- What the exercise asks -
Continue the commentary below on Ukraine's turmoil and the rightist resurgence after the Soviet collapse, picking up after its last sentence.

- Document passage -
══════════════════════════════
But that's the world these global oligarchs and kleptocrats want for the rest of us; what they want for themselves is another matter.

The Ukraine is turning into another Yugoslavia or even (God forbid) another Libya, and this has got to put some fear into the minds and hearts (such as they are) of the oligarchs and kleptocrats and their servants. Profits can still be made, of course, if the situation deteriorates completely, as it did in the Former Yugoslavia and Libya, but the amounts extractable -- and on whose behalf -- are seriously diminished under such conditions than they would otherwise be.

Stability may not be a short term objective, however. More wealth can be looted faster under conditions of chaos and warlordism than under any stable regime, so if the short-term objective is to steal as much as possible from the Ukrainian people -- and to destroy what can't be stolen outright -- then maintaining the current conditions are much preferable to having an actual national government in Kiev. Note, for example, how the sham of national governance is maintained in Baghdad  while the wealth of the nation (such as remains after wars and occupations) is pillaged and what can't be taken is destroyed day in and day out...

Having an unstable Ukraine on the borders of Europe and Russia would not seem to be in the interests of either Russia or the EU over the long term, however. What's there now is a tiger that isn't being ridden very well by anyone, not the Freaks in Kiev, not the oligarchs and kleptocrats, not the Kremlin, and not by the sponsors of the coup.

The mess gets worse daily.

The Ukrainian people are being used and abused badly. Their attempts to take matters into their own hands are understandable, but as we've seen so often elsewhere, the people who are actually capable of taking control of the chaos are the rightists, the Fascists and the Nazis, not the socialists/communists and democrats. This is what happened in Europe during the interregnum between the World Wars, and in a sense, it's what's happened throughout the West and East during the Post - Soviet Era.

In other words, power has devolved since the expiration of the failed Soviet experiment into a re-animation and revision of the supposedly destroyed Fascist/Nazi experiments of the post-WWI era. Since the Soviet version of Communism and the Fascist/Nazi version of Capitalism were essentially mirror images of one another, both totalitarian and in competition with one another -- eventually at war with one another for supremacy (or survival as the case may be) -- the absence of the Soviet model together with the resurgence of the Fascist/Nazi model means gross imbalance at the very least. Specious claims that Putin-Russia are the mirror image of the Soviet Union, and thus the mirror image rivals of the West are ludicrous. Putin-Russia are integral aspects of the Western rightist resurgence. Compared to the EU, Russia today is more like Poland in comparison to Germany in 1937 or 39. Poland was just as Fascist as Germany at that time though not quite as dominance-minded. Their governance and economic regimes were practically the same.
══════════════════════════════
- Information shown -
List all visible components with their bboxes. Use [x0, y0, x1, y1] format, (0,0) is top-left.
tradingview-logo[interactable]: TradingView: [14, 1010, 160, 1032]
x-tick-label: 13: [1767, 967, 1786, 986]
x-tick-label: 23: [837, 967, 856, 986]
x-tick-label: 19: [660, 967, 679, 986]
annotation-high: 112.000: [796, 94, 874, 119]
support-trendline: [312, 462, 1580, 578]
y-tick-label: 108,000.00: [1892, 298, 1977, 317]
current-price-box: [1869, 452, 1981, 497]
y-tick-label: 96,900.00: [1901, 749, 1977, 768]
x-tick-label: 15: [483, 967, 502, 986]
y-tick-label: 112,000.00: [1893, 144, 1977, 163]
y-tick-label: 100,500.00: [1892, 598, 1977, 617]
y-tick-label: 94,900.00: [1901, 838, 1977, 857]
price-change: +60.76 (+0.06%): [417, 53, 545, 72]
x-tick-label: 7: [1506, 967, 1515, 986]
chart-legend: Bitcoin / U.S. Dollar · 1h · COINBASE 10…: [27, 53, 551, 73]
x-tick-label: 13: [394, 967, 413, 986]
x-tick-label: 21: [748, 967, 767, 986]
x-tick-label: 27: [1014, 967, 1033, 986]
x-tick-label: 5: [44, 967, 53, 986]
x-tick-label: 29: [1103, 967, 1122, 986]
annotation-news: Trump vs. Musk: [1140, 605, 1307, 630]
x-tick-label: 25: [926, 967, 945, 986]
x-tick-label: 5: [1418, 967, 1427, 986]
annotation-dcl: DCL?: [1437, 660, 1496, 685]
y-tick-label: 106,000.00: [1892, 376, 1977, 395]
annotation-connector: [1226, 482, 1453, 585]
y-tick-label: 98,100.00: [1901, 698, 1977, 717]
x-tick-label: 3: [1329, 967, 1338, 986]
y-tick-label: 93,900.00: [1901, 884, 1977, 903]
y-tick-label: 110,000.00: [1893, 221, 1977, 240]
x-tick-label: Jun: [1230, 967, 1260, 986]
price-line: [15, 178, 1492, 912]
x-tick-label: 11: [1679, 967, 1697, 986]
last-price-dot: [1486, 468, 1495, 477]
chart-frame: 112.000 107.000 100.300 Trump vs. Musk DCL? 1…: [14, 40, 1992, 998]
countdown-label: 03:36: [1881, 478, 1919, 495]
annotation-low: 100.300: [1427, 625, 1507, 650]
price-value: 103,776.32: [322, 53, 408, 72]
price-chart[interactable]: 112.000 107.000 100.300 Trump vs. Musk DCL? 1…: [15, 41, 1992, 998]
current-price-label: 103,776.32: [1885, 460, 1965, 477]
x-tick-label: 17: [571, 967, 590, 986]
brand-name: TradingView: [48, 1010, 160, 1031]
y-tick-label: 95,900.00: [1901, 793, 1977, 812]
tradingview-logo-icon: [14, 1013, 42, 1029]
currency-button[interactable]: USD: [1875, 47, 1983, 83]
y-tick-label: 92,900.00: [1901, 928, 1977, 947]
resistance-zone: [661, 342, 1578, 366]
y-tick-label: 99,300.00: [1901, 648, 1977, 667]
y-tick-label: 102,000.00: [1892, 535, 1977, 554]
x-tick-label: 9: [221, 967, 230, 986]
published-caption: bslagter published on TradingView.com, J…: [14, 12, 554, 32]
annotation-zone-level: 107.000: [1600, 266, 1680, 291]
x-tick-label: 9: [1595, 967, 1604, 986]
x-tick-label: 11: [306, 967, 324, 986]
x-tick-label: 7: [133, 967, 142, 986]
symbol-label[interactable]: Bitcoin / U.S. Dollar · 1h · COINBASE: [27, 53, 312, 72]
══════════════════════════════
- Response -
So it is with Russia and the EU; they're hardly distinguishable.

Ukraine is a tiger being ridden by the EU and US, but without grace or skill, and Russia seems content to see it falter and even die.

Putin-Russia have the Crimea and that's sufficient unto the needs of the Kremlin.

There can be no sufficiency, though, in the eyes of the West under its current neo-Fascist/Nazi regime. It's either all or nothing.

"All" means the end of rivals like Russia and China. Not their incorporation into the Western Realm, their extinction.

India has just elected a Fascist government, interestingly enough. Perhaps that assures that India doesn't fall into the "rival" camp. I don't know, but could be. Meanwhile, China is declared a rival and indeed cyber-enemy. While name-calling the West and particularly the USofA "mincing rascals" is cute, I'm sure the Chinese know very well what is up and are taking appropriate steps to protect themselves.

Ukraine is not a rival, it's a resource to be exploited, nothing more or less, and what can't be exploited is to be destroyed. Depopulation is already under way -- has been a feature, not a bug, of Ukraine's independence from Soviet/Russian control.

Russia doesn't seem to be interested in participating in either the destruction or the exploitation of Ukraine and seems content to let the locals fight over the debris, and let the EU/US/NATO axis try to make something other than a giant mess of what's left.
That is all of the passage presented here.